**What the task asks**.
In the article below about the lost Morgan Stanley CDs, why does Mohan Koo say finance organizations should have total visibility of how their teams move and handle data? Answer in one to three sentences.

**Extracted text**.
_ _ _

Morgan Stanley Smith Barney has admitted that CDs containing unencrypted information of 34,000 customers have been lost.

The information related to tax and were lost in transit to the New York State department of taxation and finance, according to Bloomberg.

Those affected were notified last month and were told that the information contained some clients' account numbers and social security numbers, as well as interest earned on tax-exempt bonds and funds.

Morgan Stanley spokesperson Jim Wiggins, said: “We've seen no evidence of criminal intent or actual misuse of this information. We were informed that the package appeared to be intact when it was received at the department, but when it was delivered internally to the intended recipient, the CDs were not there.”

A further a joint search with the taxation department and the US postal service also failed to locate the CDs.

Chris McIntosh, CEO of ViaSat UK, said Morgan Stanley should have encrypted information by default.

"The important lesson is that the value of information stored on these disks potentially runs into the hundreds of thousands of dollars, and it would have cost proportionately very little to either encrypt the data stored on these disks, or alternatively use an even more secure storage medium such as a fully encrypted USB drive," he said.

"Large companies like this need to take more measures to protect information otherwise they risk losing out both in terms of retaining customers and reputation, let alone any fines or other penalties that may still be to come.”

Mohan Koo, managing director of Dtex Systems said that he believed this to be a sign that financial services organisations have the wrong attitude to securing client data as despite investment in complex security, they are taking their eye off basic security when moving data around.

“The recent announcement by Morgan Stanley should worry a lot of people. Not just because it's the next in a long line of data slip-ups and not just because it was so easy to avoid, but because it is a demonstration that financial services organisations are not watching what happens inside their systems as closely as they should.

“Of all the industries involved in handling personal data, organisations in the finance space should have total visibility of how data is moved and handled by their teams because the information they carry offers the greatest potential threat to people's money.

“This incident should be a wake-up call for all financial services organisations that if they don't know what their users are doing with data and cannot detect when proper security practices are being bypassed, then they will not be trusted to handle valuable personal financial information.”

_ _ _

**Provided records**.
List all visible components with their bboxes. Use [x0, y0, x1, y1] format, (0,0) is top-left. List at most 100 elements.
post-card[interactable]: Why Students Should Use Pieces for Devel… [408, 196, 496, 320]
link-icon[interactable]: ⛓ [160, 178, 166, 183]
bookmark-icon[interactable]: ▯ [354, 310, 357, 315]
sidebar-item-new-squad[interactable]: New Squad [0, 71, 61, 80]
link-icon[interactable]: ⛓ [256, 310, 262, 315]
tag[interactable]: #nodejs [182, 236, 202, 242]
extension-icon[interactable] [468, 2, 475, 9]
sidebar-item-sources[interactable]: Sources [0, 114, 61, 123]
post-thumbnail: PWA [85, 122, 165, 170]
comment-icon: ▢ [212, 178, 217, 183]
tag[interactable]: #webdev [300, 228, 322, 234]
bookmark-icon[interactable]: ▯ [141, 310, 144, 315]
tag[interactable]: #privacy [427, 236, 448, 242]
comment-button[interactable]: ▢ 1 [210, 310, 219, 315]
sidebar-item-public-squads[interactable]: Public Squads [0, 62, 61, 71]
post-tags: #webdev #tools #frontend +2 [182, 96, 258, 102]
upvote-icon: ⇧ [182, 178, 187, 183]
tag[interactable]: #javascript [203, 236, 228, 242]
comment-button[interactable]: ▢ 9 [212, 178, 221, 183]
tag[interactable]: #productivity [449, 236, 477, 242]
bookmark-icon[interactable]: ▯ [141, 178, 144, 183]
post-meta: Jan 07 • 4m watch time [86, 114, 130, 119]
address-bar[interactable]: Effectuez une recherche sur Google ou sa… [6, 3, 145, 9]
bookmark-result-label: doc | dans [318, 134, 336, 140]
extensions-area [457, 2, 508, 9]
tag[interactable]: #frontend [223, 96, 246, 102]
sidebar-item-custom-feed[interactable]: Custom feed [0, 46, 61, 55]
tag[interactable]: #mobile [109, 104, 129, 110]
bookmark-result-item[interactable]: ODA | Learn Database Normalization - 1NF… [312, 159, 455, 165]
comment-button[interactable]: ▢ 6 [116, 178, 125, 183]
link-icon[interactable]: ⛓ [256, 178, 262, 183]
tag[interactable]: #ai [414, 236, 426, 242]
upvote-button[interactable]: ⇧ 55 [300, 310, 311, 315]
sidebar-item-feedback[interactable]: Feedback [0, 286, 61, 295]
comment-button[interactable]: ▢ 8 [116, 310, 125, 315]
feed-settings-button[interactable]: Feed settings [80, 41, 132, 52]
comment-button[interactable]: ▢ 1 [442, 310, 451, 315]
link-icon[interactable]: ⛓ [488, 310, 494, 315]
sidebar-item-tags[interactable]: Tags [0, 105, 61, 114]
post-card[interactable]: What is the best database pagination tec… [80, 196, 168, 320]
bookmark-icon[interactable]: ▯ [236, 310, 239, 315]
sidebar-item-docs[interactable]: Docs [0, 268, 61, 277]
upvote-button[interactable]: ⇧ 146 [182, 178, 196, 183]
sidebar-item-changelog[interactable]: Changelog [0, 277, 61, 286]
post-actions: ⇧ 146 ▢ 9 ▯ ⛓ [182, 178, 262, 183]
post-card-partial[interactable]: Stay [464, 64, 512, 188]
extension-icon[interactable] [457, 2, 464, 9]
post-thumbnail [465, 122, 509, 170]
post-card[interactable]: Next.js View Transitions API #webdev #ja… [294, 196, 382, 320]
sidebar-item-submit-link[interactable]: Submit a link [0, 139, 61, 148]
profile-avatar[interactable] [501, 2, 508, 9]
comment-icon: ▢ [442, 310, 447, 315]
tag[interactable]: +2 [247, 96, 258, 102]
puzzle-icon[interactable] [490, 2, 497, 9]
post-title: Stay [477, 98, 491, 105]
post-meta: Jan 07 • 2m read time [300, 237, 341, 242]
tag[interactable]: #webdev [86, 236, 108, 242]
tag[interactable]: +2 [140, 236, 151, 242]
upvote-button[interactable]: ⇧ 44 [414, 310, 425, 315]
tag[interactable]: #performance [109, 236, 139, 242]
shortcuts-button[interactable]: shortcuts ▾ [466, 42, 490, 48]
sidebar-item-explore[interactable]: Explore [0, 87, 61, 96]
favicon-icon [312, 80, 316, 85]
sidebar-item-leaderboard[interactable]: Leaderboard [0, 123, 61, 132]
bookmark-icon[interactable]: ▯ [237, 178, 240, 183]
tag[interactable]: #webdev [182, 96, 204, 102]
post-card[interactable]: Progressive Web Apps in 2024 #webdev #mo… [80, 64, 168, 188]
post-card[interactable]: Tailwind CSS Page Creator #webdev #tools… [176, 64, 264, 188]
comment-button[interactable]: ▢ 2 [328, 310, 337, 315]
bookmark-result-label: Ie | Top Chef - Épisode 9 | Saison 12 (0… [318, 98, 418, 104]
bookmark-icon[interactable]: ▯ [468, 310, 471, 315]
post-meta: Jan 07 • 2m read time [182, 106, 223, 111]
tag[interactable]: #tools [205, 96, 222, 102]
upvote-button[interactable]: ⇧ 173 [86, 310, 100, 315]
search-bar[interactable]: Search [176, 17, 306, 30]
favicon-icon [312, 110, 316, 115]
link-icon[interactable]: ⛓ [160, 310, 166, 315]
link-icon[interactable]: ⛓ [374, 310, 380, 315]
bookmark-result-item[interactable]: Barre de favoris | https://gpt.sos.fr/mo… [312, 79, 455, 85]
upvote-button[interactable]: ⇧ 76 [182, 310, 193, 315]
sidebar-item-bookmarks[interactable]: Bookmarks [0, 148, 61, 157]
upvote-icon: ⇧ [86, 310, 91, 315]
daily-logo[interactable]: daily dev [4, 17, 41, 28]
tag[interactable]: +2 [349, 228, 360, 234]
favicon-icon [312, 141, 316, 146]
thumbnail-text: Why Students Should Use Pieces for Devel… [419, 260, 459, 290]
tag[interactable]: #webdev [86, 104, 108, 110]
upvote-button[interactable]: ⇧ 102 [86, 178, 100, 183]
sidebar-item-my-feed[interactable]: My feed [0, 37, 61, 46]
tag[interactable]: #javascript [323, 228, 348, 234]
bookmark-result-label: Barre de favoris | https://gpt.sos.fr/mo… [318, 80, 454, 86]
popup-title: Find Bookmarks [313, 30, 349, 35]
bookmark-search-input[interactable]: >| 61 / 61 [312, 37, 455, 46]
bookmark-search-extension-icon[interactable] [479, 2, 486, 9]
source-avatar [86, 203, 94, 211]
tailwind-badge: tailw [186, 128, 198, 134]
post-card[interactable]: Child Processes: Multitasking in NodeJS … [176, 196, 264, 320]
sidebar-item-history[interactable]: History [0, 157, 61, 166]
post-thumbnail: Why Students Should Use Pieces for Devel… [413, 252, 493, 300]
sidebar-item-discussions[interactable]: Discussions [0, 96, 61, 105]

_ _ _

**Solution**.
According to Koo, the information these organizations carry offers the greatest potential threat to people's money of any industry that handles personal data.